学習課題 →
A - 本文抜粋にある「政府は2027年度時点で1兆円強を増税により賄う方針で、それまで税率を段階的に引き上げることを検討するとしている。」という一文を英語に訳してください。
B - 本文抜粋のうち、「首相は「(防衛力の)維持・強」で始まり「ることを検討するとしている。」に至るまでの部分を、一字も変えずに再掲してください。

本文抜粋 →
岸田文雄首相は10日、臨時国会閉幕を受けて首相官邸で記者会見に臨んだ。防衛力強化の内容、予算とともに、増税を含む安定財源を年内に決定する方針を強調。「この3点を三位一体で国家の意思として毅然(きぜん)として内外に示す。強い決意を持って臨んでいく」と述べた。

 首相は「(防衛力の)維持・強化の裏付けとなる財源は不可欠だ」と指摘。「財源確保のあらゆる努力をした上で、最終的に国民に一定の負担をお願いせざるを得ない」と述べ、歳出改革を徹底するなどしても増税に踏み切る必要はあるとの認識を改めて示した。

 ただ、増税の開始時期については「柔軟に対応していく」と表明した。政府は2027年度時点で1兆円強を増税により賄う方針で、それまで税率を段階的に引き上げることを検討するとしている。

抽出資料 →
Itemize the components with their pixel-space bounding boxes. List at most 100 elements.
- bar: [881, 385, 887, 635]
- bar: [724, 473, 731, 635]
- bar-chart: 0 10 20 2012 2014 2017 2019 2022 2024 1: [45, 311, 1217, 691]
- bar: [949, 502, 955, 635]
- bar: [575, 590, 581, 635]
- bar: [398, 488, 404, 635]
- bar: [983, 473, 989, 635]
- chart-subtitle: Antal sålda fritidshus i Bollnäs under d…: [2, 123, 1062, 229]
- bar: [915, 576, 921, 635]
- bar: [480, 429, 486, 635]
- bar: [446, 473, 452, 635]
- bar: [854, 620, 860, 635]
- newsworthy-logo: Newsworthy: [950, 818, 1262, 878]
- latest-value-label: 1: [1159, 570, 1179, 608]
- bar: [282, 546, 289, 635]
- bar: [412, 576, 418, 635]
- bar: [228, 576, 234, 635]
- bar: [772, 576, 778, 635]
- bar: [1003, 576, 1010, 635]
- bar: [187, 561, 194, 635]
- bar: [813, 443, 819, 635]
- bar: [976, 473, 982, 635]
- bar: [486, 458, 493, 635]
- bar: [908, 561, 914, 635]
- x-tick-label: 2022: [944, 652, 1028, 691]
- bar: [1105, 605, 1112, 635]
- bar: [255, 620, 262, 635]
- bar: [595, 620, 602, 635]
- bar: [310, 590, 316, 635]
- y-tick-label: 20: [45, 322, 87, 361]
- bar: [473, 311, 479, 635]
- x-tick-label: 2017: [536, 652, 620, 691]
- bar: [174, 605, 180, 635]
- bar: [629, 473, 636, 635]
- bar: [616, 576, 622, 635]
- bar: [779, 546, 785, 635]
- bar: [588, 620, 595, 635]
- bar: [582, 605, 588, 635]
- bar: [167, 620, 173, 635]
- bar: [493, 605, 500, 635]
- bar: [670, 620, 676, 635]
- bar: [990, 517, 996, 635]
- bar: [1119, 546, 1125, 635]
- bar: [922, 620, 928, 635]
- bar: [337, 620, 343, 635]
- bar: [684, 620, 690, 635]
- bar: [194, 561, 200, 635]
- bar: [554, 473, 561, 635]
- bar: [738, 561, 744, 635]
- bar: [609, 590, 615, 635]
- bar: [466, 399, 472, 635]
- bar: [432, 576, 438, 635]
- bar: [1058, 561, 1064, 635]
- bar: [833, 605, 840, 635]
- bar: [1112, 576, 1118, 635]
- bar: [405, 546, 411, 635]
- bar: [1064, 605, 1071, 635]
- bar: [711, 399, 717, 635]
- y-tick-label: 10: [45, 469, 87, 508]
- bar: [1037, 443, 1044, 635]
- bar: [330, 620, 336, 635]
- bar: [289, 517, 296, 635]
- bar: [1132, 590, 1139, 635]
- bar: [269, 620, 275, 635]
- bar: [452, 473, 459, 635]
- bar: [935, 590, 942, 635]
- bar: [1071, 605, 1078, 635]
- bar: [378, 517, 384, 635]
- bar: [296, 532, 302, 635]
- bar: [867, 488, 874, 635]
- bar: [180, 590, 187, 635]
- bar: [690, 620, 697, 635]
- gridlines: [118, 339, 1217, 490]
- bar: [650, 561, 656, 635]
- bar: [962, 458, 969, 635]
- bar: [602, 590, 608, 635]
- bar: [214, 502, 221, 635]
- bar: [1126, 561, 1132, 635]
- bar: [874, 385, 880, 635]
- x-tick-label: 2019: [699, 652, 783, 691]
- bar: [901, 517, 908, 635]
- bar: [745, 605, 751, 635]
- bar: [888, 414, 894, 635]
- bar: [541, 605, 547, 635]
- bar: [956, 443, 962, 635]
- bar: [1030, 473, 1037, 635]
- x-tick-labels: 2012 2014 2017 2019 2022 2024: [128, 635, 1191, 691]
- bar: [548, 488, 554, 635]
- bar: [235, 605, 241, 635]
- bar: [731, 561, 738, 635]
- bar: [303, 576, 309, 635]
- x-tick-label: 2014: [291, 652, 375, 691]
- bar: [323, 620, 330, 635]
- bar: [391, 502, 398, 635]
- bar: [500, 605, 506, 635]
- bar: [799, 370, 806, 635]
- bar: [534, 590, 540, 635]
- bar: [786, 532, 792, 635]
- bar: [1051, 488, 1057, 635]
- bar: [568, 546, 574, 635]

解答一覧 →
A - The government plans to cover a little over 1 trillion yen through tax increases as of fiscal 2027, and says it will consider raising tax rates in stages until then.

B -
首相は「(防衛力の)維持・強化の裏付けとなる財源は不可欠だ」と指摘。「財源確保のあらゆる努力をした上で、最終的に国民に一定の負担をお願いせざるを得ない」と述べ、歳出改革を徹底するなどしても増税に踏み切る必要はあるとの認識を改めて示した。

 ただ、増税の開始時期については「柔軟に対応していく」と表明した。政府は2027年度時点で1兆円強を増税により賄う方針で、それまで税率を段階的に引き上げることを検討するとしている。